Task to carry out
Tally the lines below that contain "Catalog". The number is the whole answer.

Material for this exercise

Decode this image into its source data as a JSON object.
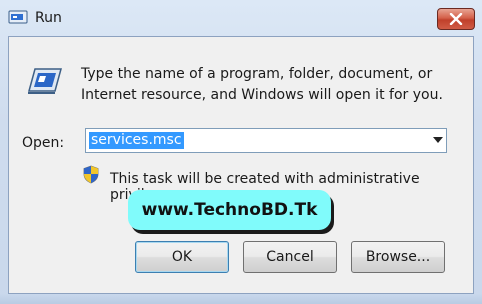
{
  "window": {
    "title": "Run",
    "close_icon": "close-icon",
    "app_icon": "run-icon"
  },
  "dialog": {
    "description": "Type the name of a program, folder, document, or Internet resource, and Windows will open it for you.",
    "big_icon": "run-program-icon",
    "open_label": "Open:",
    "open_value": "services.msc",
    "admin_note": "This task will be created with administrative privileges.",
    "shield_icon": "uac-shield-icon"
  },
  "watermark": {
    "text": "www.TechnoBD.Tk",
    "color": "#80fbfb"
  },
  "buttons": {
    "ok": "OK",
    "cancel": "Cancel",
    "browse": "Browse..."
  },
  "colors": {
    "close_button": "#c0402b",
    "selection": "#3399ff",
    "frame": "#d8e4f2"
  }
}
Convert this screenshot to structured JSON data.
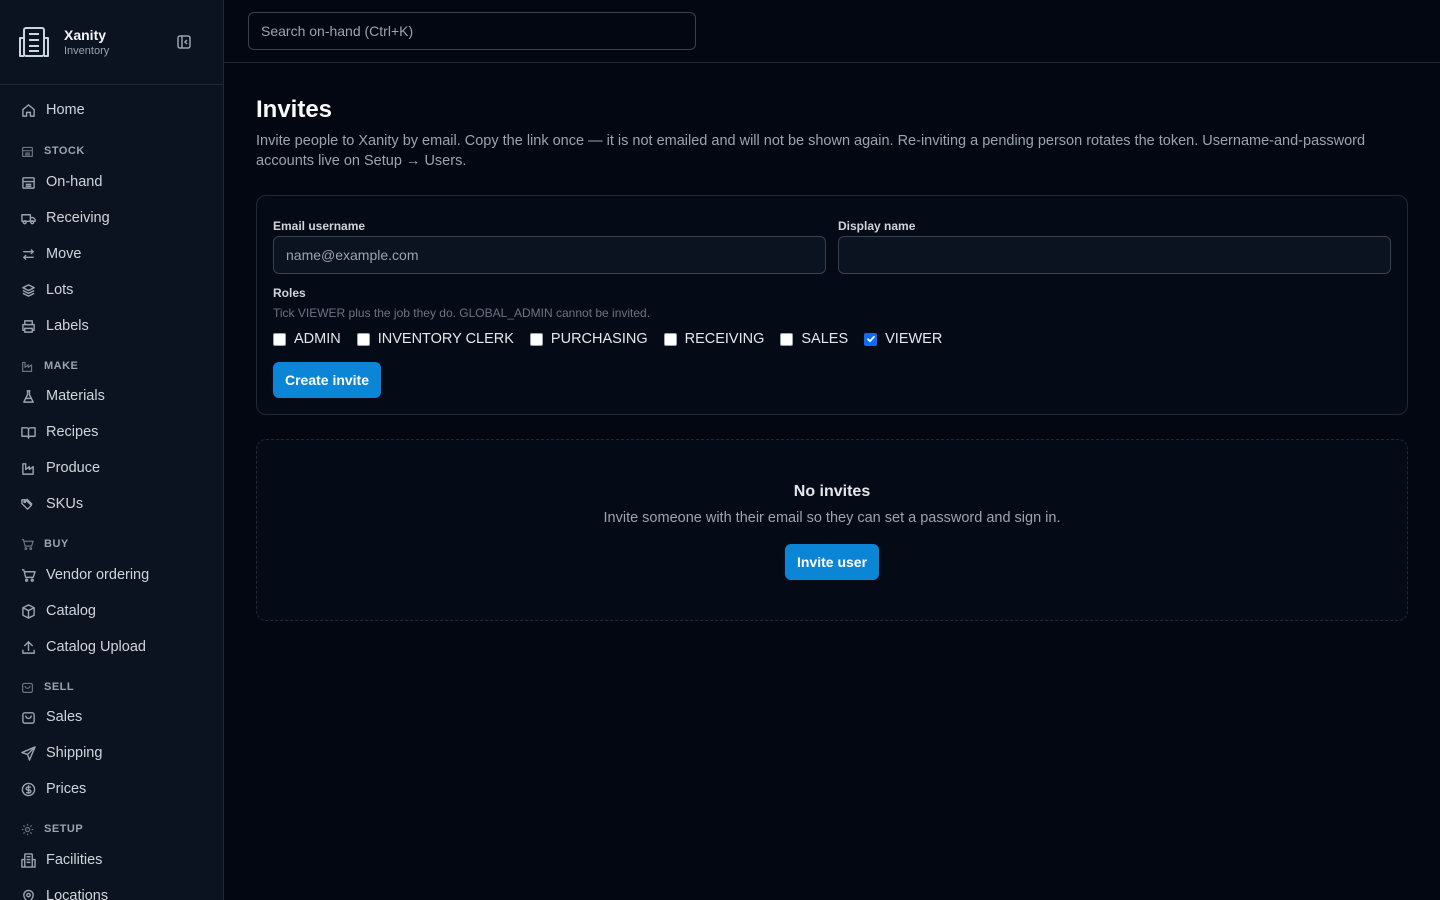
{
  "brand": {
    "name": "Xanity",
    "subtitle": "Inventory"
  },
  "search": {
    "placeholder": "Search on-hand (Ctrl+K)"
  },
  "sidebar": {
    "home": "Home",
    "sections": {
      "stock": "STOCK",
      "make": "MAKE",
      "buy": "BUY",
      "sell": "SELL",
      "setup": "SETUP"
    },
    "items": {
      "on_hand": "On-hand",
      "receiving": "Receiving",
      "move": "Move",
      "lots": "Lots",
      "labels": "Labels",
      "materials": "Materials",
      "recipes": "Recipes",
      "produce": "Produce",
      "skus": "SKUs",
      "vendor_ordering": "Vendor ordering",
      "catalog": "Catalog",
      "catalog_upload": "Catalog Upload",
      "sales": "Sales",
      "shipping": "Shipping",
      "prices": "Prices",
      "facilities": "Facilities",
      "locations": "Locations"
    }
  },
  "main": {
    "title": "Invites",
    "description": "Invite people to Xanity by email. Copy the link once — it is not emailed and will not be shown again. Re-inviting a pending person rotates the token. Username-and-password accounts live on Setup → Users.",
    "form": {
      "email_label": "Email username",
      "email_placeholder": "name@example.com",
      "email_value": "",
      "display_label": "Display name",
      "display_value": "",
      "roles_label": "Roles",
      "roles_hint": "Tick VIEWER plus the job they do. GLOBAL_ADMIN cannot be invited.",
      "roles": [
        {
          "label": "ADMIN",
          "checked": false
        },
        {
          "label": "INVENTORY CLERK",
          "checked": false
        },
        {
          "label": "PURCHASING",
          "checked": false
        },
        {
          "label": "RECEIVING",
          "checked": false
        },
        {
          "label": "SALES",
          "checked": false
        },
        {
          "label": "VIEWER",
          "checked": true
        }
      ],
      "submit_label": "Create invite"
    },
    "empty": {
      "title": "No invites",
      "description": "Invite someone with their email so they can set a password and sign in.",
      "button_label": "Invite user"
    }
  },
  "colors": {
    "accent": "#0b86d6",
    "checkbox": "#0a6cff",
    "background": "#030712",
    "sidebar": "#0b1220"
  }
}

...

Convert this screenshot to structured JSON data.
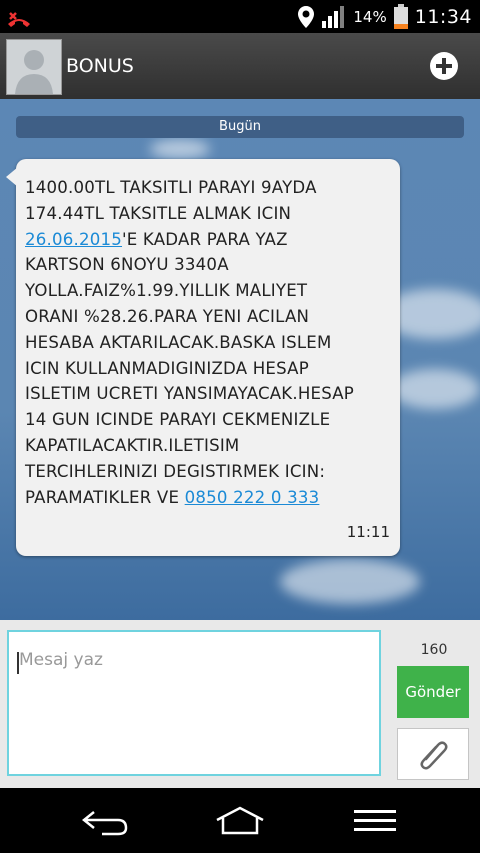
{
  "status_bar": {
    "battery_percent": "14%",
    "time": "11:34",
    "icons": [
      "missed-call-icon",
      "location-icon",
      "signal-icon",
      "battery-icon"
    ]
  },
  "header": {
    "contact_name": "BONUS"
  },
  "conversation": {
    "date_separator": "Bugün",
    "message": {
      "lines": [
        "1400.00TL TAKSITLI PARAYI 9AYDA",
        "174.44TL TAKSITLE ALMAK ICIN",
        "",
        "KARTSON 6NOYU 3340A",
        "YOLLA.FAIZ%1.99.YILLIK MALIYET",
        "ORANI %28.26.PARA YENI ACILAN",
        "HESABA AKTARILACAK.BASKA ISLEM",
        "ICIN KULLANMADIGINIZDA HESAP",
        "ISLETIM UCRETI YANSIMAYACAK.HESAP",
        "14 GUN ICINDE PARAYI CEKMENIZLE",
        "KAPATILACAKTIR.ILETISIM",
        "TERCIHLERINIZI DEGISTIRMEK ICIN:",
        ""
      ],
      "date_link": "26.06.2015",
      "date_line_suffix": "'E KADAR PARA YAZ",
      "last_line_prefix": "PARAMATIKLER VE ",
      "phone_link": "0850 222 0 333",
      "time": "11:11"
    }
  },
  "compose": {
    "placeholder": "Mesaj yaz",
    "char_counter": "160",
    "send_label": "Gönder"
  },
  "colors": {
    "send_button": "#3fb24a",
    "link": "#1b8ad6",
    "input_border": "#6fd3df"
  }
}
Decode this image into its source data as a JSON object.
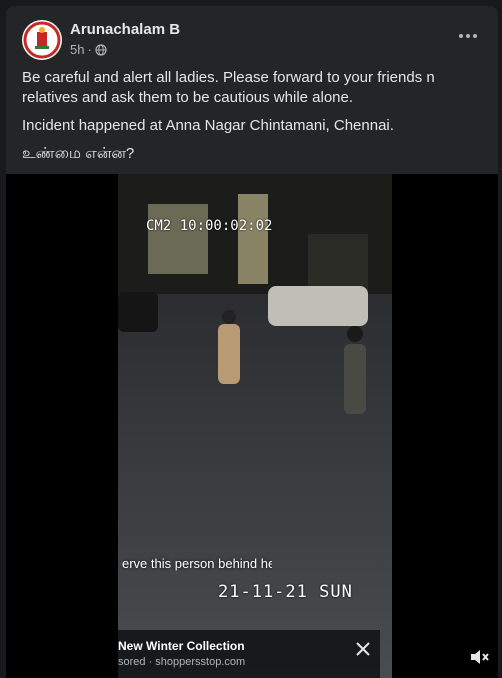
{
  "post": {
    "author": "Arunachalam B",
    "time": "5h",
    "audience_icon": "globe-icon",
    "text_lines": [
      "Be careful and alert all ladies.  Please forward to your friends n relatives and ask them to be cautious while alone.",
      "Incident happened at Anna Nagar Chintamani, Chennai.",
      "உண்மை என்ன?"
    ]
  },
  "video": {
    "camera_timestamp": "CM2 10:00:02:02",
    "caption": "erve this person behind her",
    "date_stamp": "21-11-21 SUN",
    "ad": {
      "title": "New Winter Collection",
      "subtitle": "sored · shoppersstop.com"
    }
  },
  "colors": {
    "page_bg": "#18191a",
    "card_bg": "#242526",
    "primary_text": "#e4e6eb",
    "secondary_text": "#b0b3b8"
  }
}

Written response
2